EXTRACTED ENTRIES
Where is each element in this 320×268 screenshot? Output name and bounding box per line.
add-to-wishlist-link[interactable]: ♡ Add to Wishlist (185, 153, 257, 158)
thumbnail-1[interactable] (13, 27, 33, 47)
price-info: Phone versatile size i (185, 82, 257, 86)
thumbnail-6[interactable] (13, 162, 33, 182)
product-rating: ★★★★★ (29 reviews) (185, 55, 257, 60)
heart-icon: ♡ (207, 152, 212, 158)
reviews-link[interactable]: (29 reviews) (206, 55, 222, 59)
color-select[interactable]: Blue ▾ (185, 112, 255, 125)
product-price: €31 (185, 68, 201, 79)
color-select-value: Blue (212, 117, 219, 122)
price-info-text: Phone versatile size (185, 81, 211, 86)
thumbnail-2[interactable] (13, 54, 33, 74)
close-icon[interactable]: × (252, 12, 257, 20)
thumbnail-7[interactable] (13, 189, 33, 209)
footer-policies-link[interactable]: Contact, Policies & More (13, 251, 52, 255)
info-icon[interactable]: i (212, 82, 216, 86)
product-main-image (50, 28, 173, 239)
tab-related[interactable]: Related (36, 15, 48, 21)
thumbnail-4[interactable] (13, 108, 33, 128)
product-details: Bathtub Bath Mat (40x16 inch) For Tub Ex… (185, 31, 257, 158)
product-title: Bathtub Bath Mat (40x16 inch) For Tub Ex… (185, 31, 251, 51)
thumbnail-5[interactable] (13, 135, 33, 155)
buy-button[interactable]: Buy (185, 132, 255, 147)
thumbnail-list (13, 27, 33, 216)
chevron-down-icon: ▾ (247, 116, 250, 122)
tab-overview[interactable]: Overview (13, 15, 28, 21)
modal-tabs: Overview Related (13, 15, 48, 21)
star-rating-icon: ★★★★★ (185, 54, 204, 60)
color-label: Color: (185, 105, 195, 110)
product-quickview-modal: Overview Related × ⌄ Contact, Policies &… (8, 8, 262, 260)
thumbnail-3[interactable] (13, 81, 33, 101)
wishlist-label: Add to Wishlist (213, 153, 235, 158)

REQUIREMENTS
Rewrite every line of the records above as a JSON list of strings, one string per line, leaving out blank lines.

COMPLETE ANSWER
[
  "Where is each element in this 320×268 screenshot? Output name and bounding box per line.",
  "add-to-wishlist-link[interactable]: ♡ Add to Wishlist (185, 153, 257, 158)",
  "thumbnail-1[interactable] (13, 27, 33, 47)",
  "price-info: Phone versatile size i (185, 82, 257, 86)",
  "thumbnail-6[interactable] (13, 162, 33, 182)",
  "product-rating: ★★★★★ (29 reviews) (185, 55, 257, 60)",
  "heart-icon: ♡ (207, 152, 212, 158)",
  "reviews-link[interactable]: (29 reviews) (206, 55, 222, 59)",
  "color-select[interactable]: Blue ▾ (185, 112, 255, 125)",
  "product-price: €31 (185, 68, 201, 79)",
  "color-select-value: Blue (212, 117, 219, 122)",
  "price-info-text: Phone versatile size (185, 81, 211, 86)",
  "thumbnail-2[interactable] (13, 54, 33, 74)",
  "close-icon[interactable]: × (252, 12, 257, 20)",
  "thumbnail-7[interactable] (13, 189, 33, 209)",
  "footer-policies-link[interactable]: Contact, Policies & More (13, 251, 52, 255)",
  "info-icon[interactable]: i (212, 82, 216, 86)",
  "product-main-image (50, 28, 173, 239)",
  "tab-related[interactable]: Related (36, 15, 48, 21)",
  "thumbnail-4[interactable] (13, 108, 33, 128)",
  "product-details: Bathtub Bath Mat (40x16 inch) For Tub Ex… (185, 31, 257, 158)",
  "product-title: Bathtub Bath Mat (40x16 inch) For Tub Ex… (185, 31, 251, 51)",
  "thumbnail-5[interactable] (13, 135, 33, 155)",
  "buy-button[interactable]: Buy (185, 132, 255, 147)",
  "thumbnail-list (13, 27, 33, 216)",
  "chevron-down-icon: ▾ (247, 116, 250, 122)",
  "tab-overview[interactable]: Overview (13, 15, 28, 21)",
  "modal-tabs: Overview Related (13, 15, 48, 21)",
  "star-rating-icon: ★★★★★ (185, 54, 204, 60)",
  "color-label: Color: (185, 105, 195, 110)",
  "product-quickview-modal: Overview Related × ⌄ Contact, Policies &… (8, 8, 262, 260)",
  "thumbnail-3[interactable] (13, 81, 33, 101)",
  "wishlist-label: Add to Wishlist (213, 153, 235, 158)"
]